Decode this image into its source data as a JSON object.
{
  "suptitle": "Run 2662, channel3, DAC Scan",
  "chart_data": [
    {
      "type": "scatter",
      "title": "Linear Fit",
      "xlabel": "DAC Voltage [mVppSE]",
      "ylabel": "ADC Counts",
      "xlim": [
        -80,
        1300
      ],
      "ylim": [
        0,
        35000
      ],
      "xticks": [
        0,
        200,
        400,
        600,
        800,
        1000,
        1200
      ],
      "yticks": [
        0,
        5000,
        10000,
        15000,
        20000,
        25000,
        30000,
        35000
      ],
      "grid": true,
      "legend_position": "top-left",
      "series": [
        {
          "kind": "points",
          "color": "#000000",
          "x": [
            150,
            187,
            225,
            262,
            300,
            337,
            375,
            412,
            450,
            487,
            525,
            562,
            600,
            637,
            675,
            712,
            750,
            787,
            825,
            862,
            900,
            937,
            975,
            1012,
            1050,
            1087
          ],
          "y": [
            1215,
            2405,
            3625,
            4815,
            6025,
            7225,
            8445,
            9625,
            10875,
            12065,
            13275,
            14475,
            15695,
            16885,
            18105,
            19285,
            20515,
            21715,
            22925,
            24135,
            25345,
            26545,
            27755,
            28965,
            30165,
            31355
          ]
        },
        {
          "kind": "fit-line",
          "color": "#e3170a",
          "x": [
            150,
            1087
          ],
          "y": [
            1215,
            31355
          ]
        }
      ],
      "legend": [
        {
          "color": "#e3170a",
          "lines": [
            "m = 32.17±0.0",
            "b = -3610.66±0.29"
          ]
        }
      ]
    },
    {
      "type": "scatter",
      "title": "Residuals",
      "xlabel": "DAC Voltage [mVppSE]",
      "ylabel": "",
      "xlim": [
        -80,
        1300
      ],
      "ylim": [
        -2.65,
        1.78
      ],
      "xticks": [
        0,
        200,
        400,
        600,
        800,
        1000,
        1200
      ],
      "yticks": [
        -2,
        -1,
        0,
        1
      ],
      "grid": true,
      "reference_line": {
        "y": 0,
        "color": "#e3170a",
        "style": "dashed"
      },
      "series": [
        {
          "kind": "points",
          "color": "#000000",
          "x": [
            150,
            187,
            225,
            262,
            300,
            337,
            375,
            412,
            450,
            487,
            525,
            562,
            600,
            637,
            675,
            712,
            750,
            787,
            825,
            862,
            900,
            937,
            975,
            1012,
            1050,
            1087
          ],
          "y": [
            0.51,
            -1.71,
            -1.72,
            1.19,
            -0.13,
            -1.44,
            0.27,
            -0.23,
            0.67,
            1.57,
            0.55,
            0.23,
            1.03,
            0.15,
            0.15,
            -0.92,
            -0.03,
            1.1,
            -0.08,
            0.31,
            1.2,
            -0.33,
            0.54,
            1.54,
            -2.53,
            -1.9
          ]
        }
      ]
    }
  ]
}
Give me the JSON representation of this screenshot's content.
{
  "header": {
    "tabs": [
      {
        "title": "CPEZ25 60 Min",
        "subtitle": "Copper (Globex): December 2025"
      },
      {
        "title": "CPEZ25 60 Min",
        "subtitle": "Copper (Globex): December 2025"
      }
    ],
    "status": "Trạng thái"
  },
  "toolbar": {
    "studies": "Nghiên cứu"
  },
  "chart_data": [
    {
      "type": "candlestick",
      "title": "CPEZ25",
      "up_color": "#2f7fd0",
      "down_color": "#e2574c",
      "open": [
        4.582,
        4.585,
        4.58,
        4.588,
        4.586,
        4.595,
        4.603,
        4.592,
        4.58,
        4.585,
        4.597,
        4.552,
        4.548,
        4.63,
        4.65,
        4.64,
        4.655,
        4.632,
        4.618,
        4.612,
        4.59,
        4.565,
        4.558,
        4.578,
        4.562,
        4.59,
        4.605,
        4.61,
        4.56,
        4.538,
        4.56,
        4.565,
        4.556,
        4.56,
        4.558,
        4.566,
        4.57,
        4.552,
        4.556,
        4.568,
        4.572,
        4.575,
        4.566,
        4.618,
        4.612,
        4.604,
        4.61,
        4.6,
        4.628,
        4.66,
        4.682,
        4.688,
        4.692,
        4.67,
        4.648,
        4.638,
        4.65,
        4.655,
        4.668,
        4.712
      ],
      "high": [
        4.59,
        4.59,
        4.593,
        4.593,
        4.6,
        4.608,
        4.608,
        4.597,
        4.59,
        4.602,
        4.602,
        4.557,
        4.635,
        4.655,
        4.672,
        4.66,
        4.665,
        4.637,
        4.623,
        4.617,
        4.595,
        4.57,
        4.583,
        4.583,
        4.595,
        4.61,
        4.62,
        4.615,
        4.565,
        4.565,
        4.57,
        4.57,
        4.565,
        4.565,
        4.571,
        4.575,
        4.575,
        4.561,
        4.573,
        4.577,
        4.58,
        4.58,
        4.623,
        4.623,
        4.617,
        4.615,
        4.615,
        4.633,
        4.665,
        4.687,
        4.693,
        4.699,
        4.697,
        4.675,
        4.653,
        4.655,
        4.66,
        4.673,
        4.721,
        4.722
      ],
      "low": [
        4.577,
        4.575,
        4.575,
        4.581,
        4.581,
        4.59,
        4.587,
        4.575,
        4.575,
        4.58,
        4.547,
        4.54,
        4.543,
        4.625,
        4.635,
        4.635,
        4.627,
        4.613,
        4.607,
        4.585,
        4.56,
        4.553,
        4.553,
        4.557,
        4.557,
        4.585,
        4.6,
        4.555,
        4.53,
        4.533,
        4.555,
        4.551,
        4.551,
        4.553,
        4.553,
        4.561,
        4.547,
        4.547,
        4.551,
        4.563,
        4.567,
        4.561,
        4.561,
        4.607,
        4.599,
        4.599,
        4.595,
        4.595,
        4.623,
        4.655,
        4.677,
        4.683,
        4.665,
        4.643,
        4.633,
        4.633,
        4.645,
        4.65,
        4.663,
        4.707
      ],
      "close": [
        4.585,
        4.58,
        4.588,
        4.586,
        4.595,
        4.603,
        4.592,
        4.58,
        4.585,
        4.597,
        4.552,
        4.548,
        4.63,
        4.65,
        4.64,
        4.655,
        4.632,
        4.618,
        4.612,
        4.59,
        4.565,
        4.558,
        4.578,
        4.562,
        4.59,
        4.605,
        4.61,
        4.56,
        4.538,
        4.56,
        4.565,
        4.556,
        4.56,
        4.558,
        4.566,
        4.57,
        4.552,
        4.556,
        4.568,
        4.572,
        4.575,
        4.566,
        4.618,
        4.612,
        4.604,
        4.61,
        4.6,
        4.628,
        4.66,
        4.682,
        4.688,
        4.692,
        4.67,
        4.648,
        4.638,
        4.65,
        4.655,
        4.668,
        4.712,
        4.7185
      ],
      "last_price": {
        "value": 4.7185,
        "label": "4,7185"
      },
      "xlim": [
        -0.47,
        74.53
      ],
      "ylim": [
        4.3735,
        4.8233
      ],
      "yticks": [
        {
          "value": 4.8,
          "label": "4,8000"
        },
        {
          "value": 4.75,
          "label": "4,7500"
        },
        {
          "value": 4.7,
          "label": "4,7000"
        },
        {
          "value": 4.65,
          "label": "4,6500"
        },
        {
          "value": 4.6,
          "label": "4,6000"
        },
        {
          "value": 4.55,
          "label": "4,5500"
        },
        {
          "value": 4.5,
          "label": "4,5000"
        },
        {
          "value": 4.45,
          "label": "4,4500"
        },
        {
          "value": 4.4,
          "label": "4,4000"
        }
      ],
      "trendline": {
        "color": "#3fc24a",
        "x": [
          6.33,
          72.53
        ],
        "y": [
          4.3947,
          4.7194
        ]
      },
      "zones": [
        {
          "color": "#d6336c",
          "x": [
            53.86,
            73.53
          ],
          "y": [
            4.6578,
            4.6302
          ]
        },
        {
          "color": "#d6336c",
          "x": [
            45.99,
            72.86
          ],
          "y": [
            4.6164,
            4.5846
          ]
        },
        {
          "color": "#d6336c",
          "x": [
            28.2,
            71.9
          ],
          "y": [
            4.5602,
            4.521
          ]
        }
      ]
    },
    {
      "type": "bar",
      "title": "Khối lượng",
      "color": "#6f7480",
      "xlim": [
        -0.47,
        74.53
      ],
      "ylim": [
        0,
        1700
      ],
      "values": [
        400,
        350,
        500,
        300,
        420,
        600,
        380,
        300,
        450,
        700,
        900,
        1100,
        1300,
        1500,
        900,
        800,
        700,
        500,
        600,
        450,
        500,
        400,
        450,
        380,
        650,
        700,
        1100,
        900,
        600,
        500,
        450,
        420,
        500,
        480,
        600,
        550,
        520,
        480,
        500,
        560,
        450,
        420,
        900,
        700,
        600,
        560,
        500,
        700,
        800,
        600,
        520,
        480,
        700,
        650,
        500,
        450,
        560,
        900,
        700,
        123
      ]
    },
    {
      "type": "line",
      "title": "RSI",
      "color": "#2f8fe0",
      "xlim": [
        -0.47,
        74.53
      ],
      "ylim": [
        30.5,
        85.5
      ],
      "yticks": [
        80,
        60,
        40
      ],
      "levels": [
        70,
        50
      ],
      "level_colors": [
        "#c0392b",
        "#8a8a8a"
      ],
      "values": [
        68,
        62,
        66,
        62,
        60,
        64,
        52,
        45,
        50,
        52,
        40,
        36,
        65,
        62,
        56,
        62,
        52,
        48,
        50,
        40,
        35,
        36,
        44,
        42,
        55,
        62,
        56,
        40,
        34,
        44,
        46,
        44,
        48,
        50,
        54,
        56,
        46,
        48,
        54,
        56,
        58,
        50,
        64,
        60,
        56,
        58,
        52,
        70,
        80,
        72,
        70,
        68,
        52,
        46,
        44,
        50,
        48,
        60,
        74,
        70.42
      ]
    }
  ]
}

> _AIM_:
Gather each line of the listing containing the word "type" and show it.

> _RESPONSE_:
      "type": "scatter",
      "type": "scatter",
      "type": "candlestick",
      "type": "bar",
      "type": "line",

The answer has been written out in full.